• To be done
Give the listing below again in full, exactly as written.
— begin Material for the task —
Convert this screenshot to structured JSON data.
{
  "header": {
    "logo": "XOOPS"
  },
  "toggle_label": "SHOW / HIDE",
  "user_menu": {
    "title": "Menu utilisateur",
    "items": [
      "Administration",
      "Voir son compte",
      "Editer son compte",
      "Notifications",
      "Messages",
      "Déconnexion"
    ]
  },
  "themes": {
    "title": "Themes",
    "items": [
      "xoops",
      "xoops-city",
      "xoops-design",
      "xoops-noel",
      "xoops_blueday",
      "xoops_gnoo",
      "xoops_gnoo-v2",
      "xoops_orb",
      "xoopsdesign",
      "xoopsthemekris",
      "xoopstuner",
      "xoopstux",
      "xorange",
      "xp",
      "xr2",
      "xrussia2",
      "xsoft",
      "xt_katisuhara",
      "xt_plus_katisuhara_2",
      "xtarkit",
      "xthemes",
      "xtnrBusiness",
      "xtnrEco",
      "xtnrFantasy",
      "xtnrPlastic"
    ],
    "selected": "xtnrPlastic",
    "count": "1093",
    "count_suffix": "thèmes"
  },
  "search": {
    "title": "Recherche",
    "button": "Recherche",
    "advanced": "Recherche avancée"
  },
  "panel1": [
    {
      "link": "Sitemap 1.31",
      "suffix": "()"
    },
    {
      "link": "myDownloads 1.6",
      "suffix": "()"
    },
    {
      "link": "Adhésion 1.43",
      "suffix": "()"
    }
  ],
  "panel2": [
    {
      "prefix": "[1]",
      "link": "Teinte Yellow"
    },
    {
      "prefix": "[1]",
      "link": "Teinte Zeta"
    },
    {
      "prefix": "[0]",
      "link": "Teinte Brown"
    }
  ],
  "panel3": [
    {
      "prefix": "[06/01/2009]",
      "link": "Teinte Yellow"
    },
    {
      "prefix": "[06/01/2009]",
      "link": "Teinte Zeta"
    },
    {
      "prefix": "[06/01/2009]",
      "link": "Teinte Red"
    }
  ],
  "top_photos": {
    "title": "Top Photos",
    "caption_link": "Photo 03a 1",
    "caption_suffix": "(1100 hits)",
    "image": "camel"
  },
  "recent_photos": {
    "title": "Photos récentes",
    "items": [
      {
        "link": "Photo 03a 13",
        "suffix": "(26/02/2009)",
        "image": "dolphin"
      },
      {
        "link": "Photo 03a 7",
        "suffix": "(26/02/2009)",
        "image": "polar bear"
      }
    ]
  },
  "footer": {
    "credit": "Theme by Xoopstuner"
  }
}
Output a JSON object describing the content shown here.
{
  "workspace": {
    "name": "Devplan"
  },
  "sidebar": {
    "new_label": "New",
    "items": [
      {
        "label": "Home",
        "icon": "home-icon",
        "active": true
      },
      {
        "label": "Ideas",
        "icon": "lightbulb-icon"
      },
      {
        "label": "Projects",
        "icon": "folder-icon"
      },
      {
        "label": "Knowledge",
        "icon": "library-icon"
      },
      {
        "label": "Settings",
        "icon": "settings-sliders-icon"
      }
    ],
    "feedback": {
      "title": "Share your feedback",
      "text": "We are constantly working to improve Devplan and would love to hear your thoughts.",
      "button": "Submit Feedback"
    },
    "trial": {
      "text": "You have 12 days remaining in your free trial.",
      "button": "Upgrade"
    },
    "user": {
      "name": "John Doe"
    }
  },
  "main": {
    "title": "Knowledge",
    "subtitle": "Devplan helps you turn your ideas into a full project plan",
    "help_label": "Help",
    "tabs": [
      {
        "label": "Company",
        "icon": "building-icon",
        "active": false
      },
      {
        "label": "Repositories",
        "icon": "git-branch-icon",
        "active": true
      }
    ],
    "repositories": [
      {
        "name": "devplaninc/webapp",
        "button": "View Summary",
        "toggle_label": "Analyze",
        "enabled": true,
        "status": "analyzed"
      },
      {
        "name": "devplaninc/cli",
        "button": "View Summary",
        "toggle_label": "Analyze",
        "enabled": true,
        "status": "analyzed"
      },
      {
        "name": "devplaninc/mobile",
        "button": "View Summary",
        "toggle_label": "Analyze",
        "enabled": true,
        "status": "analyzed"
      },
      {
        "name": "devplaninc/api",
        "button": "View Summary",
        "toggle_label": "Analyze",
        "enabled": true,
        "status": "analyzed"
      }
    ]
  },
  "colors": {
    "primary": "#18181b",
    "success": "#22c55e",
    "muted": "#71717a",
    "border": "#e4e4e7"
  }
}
— end Material for the task —
• Answer
Convert this screenshot to structured JSON data.
{
  "header": {
    "logo": "XOOPS"
  },
  "toggle_label": "SHOW / HIDE",
  "user_menu": {
    "title": "Menu utilisateur",
    "items": [
      "Administration",
      "Voir son compte",
      "Editer son compte",
      "Notifications",
      "Messages",
      "Déconnexion"
    ]
  },
  "themes": {
    "title": "Themes",
    "items": [
      "xoops",
      "xoops-city",
      "xoops-design",
      "xoops-noel",
      "xoops_blueday",
      "xoops_gnoo",
      "xoops_gnoo-v2",
      "xoops_orb",
      "xoopsdesign",
      "xoopsthemekris",
      "xoopstuner",
      "xoopstux",
      "xorange",
      "xp",
      "xr2",
      "xrussia2",
      "xsoft",
      "xt_katisuhara",
      "xt_plus_katisuhara_2",
      "xtarkit",
      "xthemes",
      "xtnrBusiness",
      "xtnrEco",
      "xtnrFantasy",
      "xtnrPlastic"
    ],
    "selected": "xtnrPlastic",
    "count": "1093",
    "count_suffix": "thèmes"
  },
  "search": {
    "title": "Recherche",
    "button": "Recherche",
    "advanced": "Recherche avancée"
  },
  "panel1": [
    {
      "link": "Sitemap 1.31",
      "suffix": "()"
    },
    {
      "link": "myDownloads 1.6",
      "suffix": "()"
    },
    {
      "link": "Adhésion 1.43",
      "suffix": "()"
    }
  ],
  "panel2": [
    {
      "prefix": "[1]",
      "link": "Teinte Yellow"
    },
    {
      "prefix": "[1]",
      "link": "Teinte Zeta"
    },
    {
      "prefix": "[0]",
      "link": "Teinte Brown"
    }
  ],
  "panel3": [
    {
      "prefix": "[06/01/2009]",
      "link": "Teinte Yellow"
    },
    {
      "prefix": "[06/01/2009]",
      "link": "Teinte Zeta"
    },
    {
      "prefix": "[06/01/2009]",
      "link": "Teinte Red"
    }
  ],
  "top_photos": {
    "title": "Top Photos",
    "caption_link": "Photo 03a 1",
    "caption_suffix": "(1100 hits)",
    "image": "camel"
  },
  "recent_photos": {
    "title": "Photos récentes",
    "items": [
      {
        "link": "Photo 03a 13",
        "suffix": "(26/02/2009)",
        "image": "dolphin"
      },
      {
        "link": "Photo 03a 7",
        "suffix": "(26/02/2009)",
        "image": "polar bear"
      }
    ]
  },
  "footer": {
    "credit": "Theme by Xoopstuner"
  }
}
Output a JSON object describing the content shown here.
{
  "workspace": {
    "name": "Devplan"
  },
  "sidebar": {
    "new_label": "New",
    "items": [
      {
        "label": "Home",
        "icon": "home-icon",
        "active": true
      },
      {
        "label": "Ideas",
        "icon": "lightbulb-icon"
      },
      {
        "label": "Projects",
        "icon": "folder-icon"
      },
      {
        "label": "Knowledge",
        "icon": "library-icon"
      },
      {
        "label": "Settings",
        "icon": "settings-sliders-icon"
      }
    ],
    "feedback": {
      "title": "Share your feedback",
      "text": "We are constantly working to improve Devplan and would love to hear your thoughts.",
      "button": "Submit Feedback"
    },
    "trial": {
      "text": "You have 12 days remaining in your free trial.",
      "button": "Upgrade"
    },
    "user": {
      "name": "John Doe"
    }
  },
  "main": {
    "title": "Knowledge",
    "subtitle": "Devplan helps you turn your ideas into a full project plan",
    "help_label": "Help",
    "tabs": [
      {
        "label": "Company",
        "icon": "building-icon",
        "active": false
      },
      {
        "label": "Repositories",
        "icon": "git-branch-icon",
        "active": true
      }
    ],
    "repositories": [
      {
        "name": "devplaninc/webapp",
        "button": "View Summary",
        "toggle_label": "Analyze",
        "enabled": true,
        "status": "analyzed"
      },
      {
        "name": "devplaninc/cli",
        "button": "View Summary",
        "toggle_label": "Analyze",
        "enabled": true,
        "status": "analyzed"
      },
      {
        "name": "devplaninc/mobile",
        "button": "View Summary",
        "toggle_label": "Analyze",
        "enabled": true,
        "status": "analyzed"
      },
      {
        "name": "devplaninc/api",
        "button": "View Summary",
        "toggle_label": "Analyze",
        "enabled": true,
        "status": "analyzed"
      }
    ]
  },
  "colors": {
    "primary": "#18181b",
    "success": "#22c55e",
    "muted": "#71717a",
    "border": "#e4e4e7"
  }
}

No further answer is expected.